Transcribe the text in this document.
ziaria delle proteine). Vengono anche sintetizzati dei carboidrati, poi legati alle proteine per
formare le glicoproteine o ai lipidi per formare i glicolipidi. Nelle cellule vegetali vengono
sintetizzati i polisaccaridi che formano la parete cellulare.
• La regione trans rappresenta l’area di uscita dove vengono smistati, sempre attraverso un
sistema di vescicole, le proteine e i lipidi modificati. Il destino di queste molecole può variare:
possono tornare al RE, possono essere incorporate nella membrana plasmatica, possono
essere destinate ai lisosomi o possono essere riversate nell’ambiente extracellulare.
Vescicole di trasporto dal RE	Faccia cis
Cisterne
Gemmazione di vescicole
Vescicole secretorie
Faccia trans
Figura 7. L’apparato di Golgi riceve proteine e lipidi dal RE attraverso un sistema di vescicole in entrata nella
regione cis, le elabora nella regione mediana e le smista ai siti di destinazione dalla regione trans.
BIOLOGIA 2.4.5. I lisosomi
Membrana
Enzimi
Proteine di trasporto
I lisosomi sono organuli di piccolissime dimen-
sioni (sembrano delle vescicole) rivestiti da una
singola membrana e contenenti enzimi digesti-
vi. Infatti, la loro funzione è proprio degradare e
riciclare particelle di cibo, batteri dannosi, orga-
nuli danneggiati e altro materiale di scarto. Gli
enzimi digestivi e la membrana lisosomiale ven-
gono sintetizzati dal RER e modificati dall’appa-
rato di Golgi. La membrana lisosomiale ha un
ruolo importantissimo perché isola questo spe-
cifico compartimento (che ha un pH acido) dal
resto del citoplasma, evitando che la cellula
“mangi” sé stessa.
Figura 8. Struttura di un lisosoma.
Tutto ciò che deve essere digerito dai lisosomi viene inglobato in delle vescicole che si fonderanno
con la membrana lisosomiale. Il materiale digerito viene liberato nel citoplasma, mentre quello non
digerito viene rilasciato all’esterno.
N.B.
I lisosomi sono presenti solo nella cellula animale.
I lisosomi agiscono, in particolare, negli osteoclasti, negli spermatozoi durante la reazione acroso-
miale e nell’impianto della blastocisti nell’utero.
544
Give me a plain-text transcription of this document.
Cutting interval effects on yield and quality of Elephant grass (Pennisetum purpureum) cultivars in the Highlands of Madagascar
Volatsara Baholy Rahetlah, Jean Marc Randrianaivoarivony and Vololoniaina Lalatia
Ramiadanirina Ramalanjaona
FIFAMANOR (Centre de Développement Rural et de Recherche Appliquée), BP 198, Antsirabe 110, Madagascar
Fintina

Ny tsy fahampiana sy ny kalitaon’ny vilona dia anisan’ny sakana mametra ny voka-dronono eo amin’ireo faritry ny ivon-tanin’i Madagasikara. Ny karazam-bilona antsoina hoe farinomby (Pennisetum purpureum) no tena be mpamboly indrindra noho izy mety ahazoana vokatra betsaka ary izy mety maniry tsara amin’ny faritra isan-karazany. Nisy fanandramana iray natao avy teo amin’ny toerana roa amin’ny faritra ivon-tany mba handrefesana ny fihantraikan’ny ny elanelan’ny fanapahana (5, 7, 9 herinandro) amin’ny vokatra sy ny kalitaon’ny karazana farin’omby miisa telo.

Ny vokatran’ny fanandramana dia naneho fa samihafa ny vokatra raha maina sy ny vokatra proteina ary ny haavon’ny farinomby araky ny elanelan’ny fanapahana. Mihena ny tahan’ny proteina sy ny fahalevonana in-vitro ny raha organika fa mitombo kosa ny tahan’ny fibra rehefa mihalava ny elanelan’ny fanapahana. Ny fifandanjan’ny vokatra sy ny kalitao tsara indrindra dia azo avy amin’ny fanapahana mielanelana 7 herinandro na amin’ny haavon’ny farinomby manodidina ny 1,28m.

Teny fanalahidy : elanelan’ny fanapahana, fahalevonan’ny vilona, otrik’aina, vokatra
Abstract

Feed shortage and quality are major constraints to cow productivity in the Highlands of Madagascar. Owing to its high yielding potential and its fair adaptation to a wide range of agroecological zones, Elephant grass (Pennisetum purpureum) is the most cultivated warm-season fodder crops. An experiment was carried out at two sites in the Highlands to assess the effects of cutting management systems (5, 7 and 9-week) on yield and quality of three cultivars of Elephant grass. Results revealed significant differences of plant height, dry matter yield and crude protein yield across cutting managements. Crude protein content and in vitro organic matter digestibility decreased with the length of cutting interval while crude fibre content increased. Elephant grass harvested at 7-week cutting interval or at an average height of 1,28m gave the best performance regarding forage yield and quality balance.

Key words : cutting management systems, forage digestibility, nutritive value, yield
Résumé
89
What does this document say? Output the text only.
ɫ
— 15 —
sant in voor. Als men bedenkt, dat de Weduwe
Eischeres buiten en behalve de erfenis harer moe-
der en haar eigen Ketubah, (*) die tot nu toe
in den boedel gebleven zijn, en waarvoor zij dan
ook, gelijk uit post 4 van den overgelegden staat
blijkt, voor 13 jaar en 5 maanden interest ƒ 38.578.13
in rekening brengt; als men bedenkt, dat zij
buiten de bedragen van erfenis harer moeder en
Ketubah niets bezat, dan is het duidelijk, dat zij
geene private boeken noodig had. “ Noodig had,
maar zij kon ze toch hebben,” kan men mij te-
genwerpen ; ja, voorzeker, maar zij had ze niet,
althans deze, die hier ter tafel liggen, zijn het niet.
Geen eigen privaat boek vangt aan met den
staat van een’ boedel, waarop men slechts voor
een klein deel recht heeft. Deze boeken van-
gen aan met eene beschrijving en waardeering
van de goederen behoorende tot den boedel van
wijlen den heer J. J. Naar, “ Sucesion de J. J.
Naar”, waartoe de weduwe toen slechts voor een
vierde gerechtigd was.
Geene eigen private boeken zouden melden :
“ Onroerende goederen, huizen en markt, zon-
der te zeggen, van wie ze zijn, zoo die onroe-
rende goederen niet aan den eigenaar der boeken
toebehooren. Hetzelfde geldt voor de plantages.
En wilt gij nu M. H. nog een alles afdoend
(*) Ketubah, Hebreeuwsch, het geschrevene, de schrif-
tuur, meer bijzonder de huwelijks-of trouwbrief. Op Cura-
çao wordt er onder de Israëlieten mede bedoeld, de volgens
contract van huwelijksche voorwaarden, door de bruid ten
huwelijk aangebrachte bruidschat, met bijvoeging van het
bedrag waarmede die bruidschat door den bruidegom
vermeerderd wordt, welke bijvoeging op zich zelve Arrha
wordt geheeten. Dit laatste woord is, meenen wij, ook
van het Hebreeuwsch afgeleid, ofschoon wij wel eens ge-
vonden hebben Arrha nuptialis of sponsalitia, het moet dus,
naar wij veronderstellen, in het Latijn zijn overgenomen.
· · · ·
**EXERCISE OBJECTIVE:**
Retype the whole listing above exactly as it appears.

**TASK ANSWER:**
Transcribe the text in this document.
ziaria delle proteine). Vengono anche sintetizzati dei carboidrati, poi legati alle proteine per
formare le glicoproteine o ai lipidi per formare i glicolipidi. Nelle cellule vegetali vengono
sintetizzati i polisaccaridi che formano la parete cellulare.
• La regione trans rappresenta l’area di uscita dove vengono smistati, sempre attraverso un
sistema di vescicole, le proteine e i lipidi modificati. Il destino di queste molecole può variare:
possono tornare al RE, possono essere incorporate nella membrana plasmatica, possono
essere destinate ai lisosomi o possono essere riversate nell’ambiente extracellulare.
Vescicole di trasporto dal RE	Faccia cis
Cisterne
Gemmazione di vescicole
Vescicole secretorie
Faccia trans
Figura 7. L’apparato di Golgi riceve proteine e lipidi dal RE attraverso un sistema di vescicole in entrata nella
regione cis, le elabora nella regione mediana e le smista ai siti di destinazione dalla regione trans.
BIOLOGIA 2.4.5. I lisosomi
Membrana
Enzimi
Proteine di trasporto
I lisosomi sono organuli di piccolissime dimen-
sioni (sembrano delle vescicole) rivestiti da una
singola membrana e contenenti enzimi digesti-
vi. Infatti, la loro funzione è proprio degradare e
riciclare particelle di cibo, batteri dannosi, orga-
nuli danneggiati e altro materiale di scarto. Gli
enzimi digestivi e la membrana lisosomiale ven-
gono sintetizzati dal RER e modificati dall’appa-
rato di Golgi. La membrana lisosomiale ha un
ruolo importantissimo perché isola questo spe-
cifico compartimento (che ha un pH acido) dal
resto del citoplasma, evitando che la cellula
“mangi” sé stessa.
Figura 8. Struttura di un lisosoma.
Tutto ciò che deve essere digerito dai lisosomi viene inglobato in delle vescicole che si fonderanno
con la membrana lisosomiale. Il materiale digerito viene liberato nel citoplasma, mentre quello non
digerito viene rilasciato all’esterno.
N.B.
I lisosomi sono presenti solo nella cellula animale.
I lisosomi agiscono, in particolare, negli osteoclasti, negli spermatozoi durante la reazione acroso-
miale e nell’impianto della blastocisti nell’utero.
544
Give me a plain-text transcription of this document.
Cutting interval effects on yield and quality of Elephant grass (Pennisetum purpureum) cultivars in the Highlands of Madagascar
Volatsara Baholy Rahetlah, Jean Marc Randrianaivoarivony and Vololoniaina Lalatia
Ramiadanirina Ramalanjaona
FIFAMANOR (Centre de Développement Rural et de Recherche Appliquée), BP 198, Antsirabe 110, Madagascar
Fintina

Ny tsy fahampiana sy ny kalitaon’ny vilona dia anisan’ny sakana mametra ny voka-dronono eo amin’ireo faritry ny ivon-tanin’i Madagasikara. Ny karazam-bilona antsoina hoe farinomby (Pennisetum purpureum) no tena be mpamboly indrindra noho izy mety ahazoana vokatra betsaka ary izy mety maniry tsara amin’ny faritra isan-karazany. Nisy fanandramana iray natao avy teo amin’ny toerana roa amin’ny faritra ivon-tany mba handrefesana ny fihantraikan’ny ny elanelan’ny fanapahana (5, 7, 9 herinandro) amin’ny vokatra sy ny kalitaon’ny karazana farin’omby miisa telo.

Ny vokatran’ny fanandramana dia naneho fa samihafa ny vokatra raha maina sy ny vokatra proteina ary ny haavon’ny farinomby araky ny elanelan’ny fanapahana. Mihena ny tahan’ny proteina sy ny fahalevonana in-vitro ny raha organika fa mitombo kosa ny tahan’ny fibra rehefa mihalava ny elanelan’ny fanapahana. Ny fifandanjan’ny vokatra sy ny kalitao tsara indrindra dia azo avy amin’ny fanapahana mielanelana 7 herinandro na amin’ny haavon’ny farinomby manodidina ny 1,28m.

Teny fanalahidy : elanelan’ny fanapahana, fahalevonan’ny vilona, otrik’aina, vokatra
Abstract

Feed shortage and quality are major constraints to cow productivity in the Highlands of Madagascar. Owing to its high yielding potential and its fair adaptation to a wide range of agroecological zones, Elephant grass (Pennisetum purpureum) is the most cultivated warm-season fodder crops. An experiment was carried out at two sites in the Highlands to assess the effects of cutting management systems (5, 7 and 9-week) on yield and quality of three cultivars of Elephant grass. Results revealed significant differences of plant height, dry matter yield and crude protein yield across cutting managements. Crude protein content and in vitro organic matter digestibility decreased with the length of cutting interval while crude fibre content increased. Elephant grass harvested at 7-week cutting interval or at an average height of 1,28m gave the best performance regarding forage yield and quality balance.

Key words : cutting management systems, forage digestibility, nutritive value, yield
Résumé
89
What does this document say? Output the text only.
ɫ
— 15 —
sant in voor. Als men bedenkt, dat de Weduwe
Eischeres buiten en behalve de erfenis harer moe-
der en haar eigen Ketubah, (*) die tot nu toe
in den boedel gebleven zijn, en waarvoor zij dan
ook, gelijk uit post 4 van den overgelegden staat
blijkt, voor 13 jaar en 5 maanden interest ƒ 38.578.13
in rekening brengt; als men bedenkt, dat zij
buiten de bedragen van erfenis harer moeder en
Ketubah niets bezat, dan is het duidelijk, dat zij
geene private boeken noodig had. “ Noodig had,
maar zij kon ze toch hebben,” kan men mij te-
genwerpen ; ja, voorzeker, maar zij had ze niet,
althans deze, die hier ter tafel liggen, zijn het niet.
Geen eigen privaat boek vangt aan met den
staat van een’ boedel, waarop men slechts voor
een klein deel recht heeft. Deze boeken van-
gen aan met eene beschrijving en waardeering
van de goederen behoorende tot den boedel van
wijlen den heer J. J. Naar, “ Sucesion de J. J.
Naar”, waartoe de weduwe toen slechts voor een
vierde gerechtigd was.
Geene eigen private boeken zouden melden :
“ Onroerende goederen, huizen en markt, zon-
der te zeggen, van wie ze zijn, zoo die onroe-
rende goederen niet aan den eigenaar der boeken
toebehooren. Hetzelfde geldt voor de plantages.
En wilt gij nu M. H. nog een alles afdoend
(*) Ketubah, Hebreeuwsch, het geschrevene, de schrif-
tuur, meer bijzonder de huwelijks-of trouwbrief. Op Cura-
çao wordt er onder de Israëlieten mede bedoeld, de volgens
contract van huwelijksche voorwaarden, door de bruid ten
huwelijk aangebrachte bruidschat, met bijvoeging van het
bedrag waarmede die bruidschat door den bruidegom
vermeerderd wordt, welke bijvoeging op zich zelve Arrha
wordt geheeten. Dit laatste woord is, meenen wij, ook
van het Hebreeuwsch afgeleid, ofschoon wij wel eens ge-
vonden hebben Arrha nuptialis of sponsalitia, het moet dus,
naar wij veronderstellen, in het Latijn zijn overgenomen.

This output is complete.